| REQUIREMENTS |
Edit the rows below by replacing every "share-icon" with "share-button" and keeping everything else the same. Leave the pictures out of your answer.

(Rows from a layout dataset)
====================

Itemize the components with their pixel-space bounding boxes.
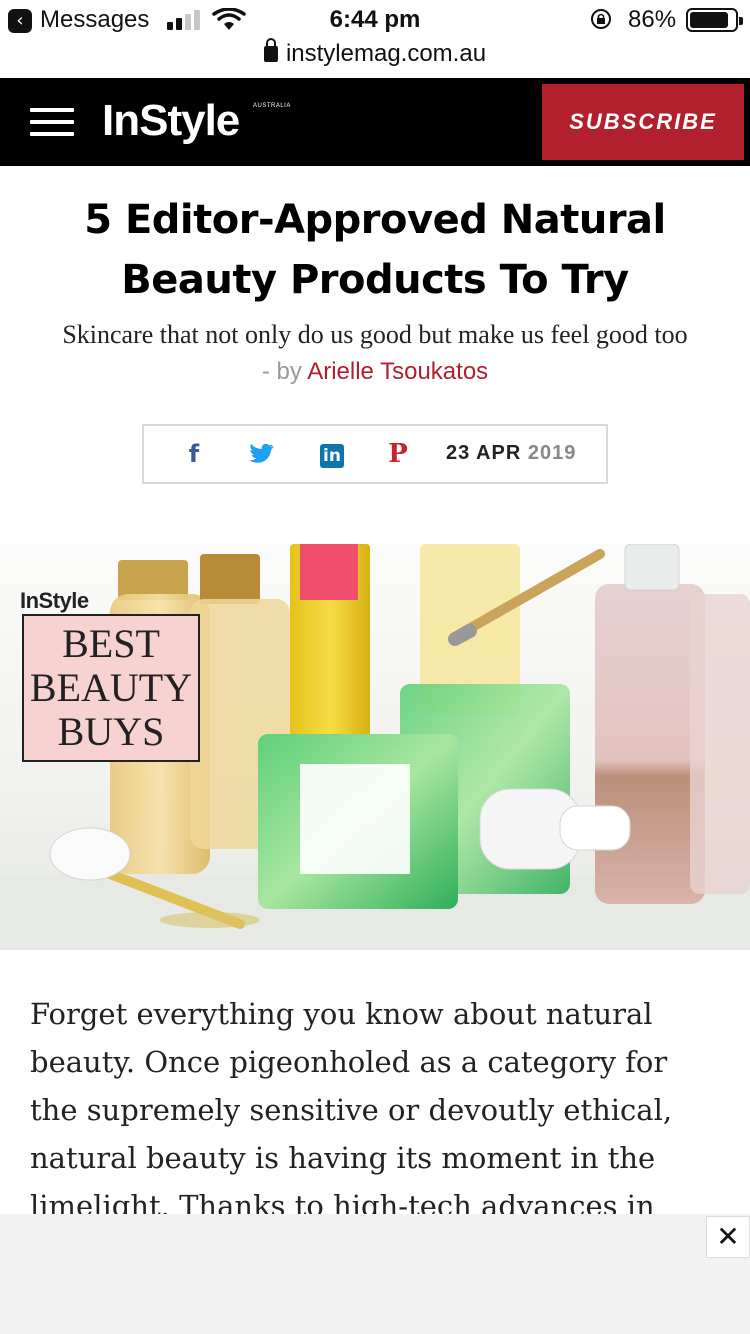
best-beauty-buys-badge: BEST BEAUTY BUYS (22, 614, 200, 762)
publish-date: 23 APR 2019 (446, 442, 576, 465)
rotation-lock-icon (591, 9, 611, 29)
badge-line-1: BEST (62, 621, 160, 666)
status-bar: ‹ Messages 6:44 pm 86% instylemag.com.au (0, 0, 750, 78)
battery-icon (686, 8, 743, 32)
site-logo[interactable]: InStyle (102, 96, 240, 146)
pinterest-share-icon[interactable]: P (382, 438, 414, 470)
close-ad-icon[interactable]: ✕ (706, 1216, 750, 1258)
badge-brand-logo: InStyle (20, 588, 89, 613)
address-bar[interactable]: instylemag.com.au (0, 38, 750, 68)
logo-region-label: AUSTRALIA (253, 103, 291, 109)
subscribe-button[interactable]: SUBSCRIBE (542, 84, 744, 160)
facebook-share-icon[interactable]: f (178, 438, 210, 470)
publish-date-day-month: 23 APR (446, 442, 522, 464)
hamburger-menu-icon[interactable] (30, 106, 74, 138)
hero-image: InStyle BEST BEAUTY BUYS (0, 544, 750, 950)
badge-line-3: BUYS (57, 709, 165, 754)
battery-level (690, 12, 728, 28)
byline-prefix: - by (261, 358, 302, 385)
linkedin-label: in (320, 444, 344, 468)
publish-date-year: 2019 (527, 442, 577, 464)
badge-line-2: BEAUTY (29, 665, 193, 710)
author-link[interactable]: Arielle Tsoukatos (307, 358, 488, 385)
url-text: instylemag.com.au (285, 40, 487, 67)
linkedin-share-icon[interactable]: in (316, 438, 348, 470)
battery-percentage: 86% (628, 6, 677, 33)
share-bar: f in P 23 APR 2019 (142, 424, 608, 484)
site-header: InStyle AUSTRALIA SUBSCRIBE (0, 78, 750, 166)
byline: - by Arielle Tsoukatos (0, 358, 750, 386)
twitter-share-icon[interactable] (246, 438, 278, 470)
article-subtitle: Skincare that not only do us good but ma… (62, 320, 688, 349)
ad-banner[interactable] (0, 1214, 750, 1334)
padlock-icon (263, 38, 278, 62)
article-title: 5 Editor-Approved Natural Beauty Product… (84, 197, 666, 303)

====================

| RIGHT ANSWER |
Itemize the components with their pixel-space bounding boxes.
best-beauty-buys-badge: BEST BEAUTY BUYS (22, 614, 200, 762)
publish-date: 23 APR 2019 (446, 442, 576, 465)
rotation-lock-icon (591, 9, 611, 29)
badge-line-1: BEST (62, 621, 160, 666)
status-bar: ‹ Messages 6:44 pm 86% instylemag.com.au (0, 0, 750, 78)
battery-icon (686, 8, 743, 32)
site-logo[interactable]: InStyle (102, 96, 240, 146)
pinterest-share-button[interactable]: P (382, 438, 414, 470)
close-ad-icon[interactable]: ✕ (706, 1216, 750, 1258)
badge-brand-logo: InStyle (20, 588, 89, 613)
address-bar[interactable]: instylemag.com.au (0, 38, 750, 68)
logo-region-label: AUSTRALIA (253, 103, 291, 109)
subscribe-button[interactable]: SUBSCRIBE (542, 84, 744, 160)
facebook-share-button[interactable]: f (178, 438, 210, 470)
publish-date-day-month: 23 APR (446, 442, 522, 464)
hamburger-menu-icon[interactable] (30, 106, 74, 138)
hero-image: InStyle BEST BEAUTY BUYS (0, 544, 750, 950)
badge-line-3: BUYS (57, 709, 165, 754)
battery-level (690, 12, 728, 28)
byline-prefix: - by (261, 358, 302, 385)
linkedin-label: in (320, 444, 344, 468)
publish-date-year: 2019 (527, 442, 577, 464)
badge-line-2: BEAUTY (29, 665, 193, 710)
author-link[interactable]: Arielle Tsoukatos (307, 358, 488, 385)
url-text: instylemag.com.au (285, 40, 487, 67)
linkedin-share-button[interactable]: in (316, 438, 348, 470)
battery-percentage: 86% (628, 6, 677, 33)
share-bar: f in P 23 APR 2019 (142, 424, 608, 484)
site-header: InStyle AUSTRALIA SUBSCRIBE (0, 78, 750, 166)
byline: - by Arielle Tsoukatos (0, 358, 750, 386)
twitter-share-button[interactable] (246, 438, 278, 470)
article-subtitle: Skincare that not only do us good but ma… (62, 320, 688, 349)
ad-banner[interactable] (0, 1214, 750, 1334)
padlock-icon (263, 38, 278, 62)
article-title: 5 Editor-Approved Natural Beauty Product… (84, 197, 666, 303)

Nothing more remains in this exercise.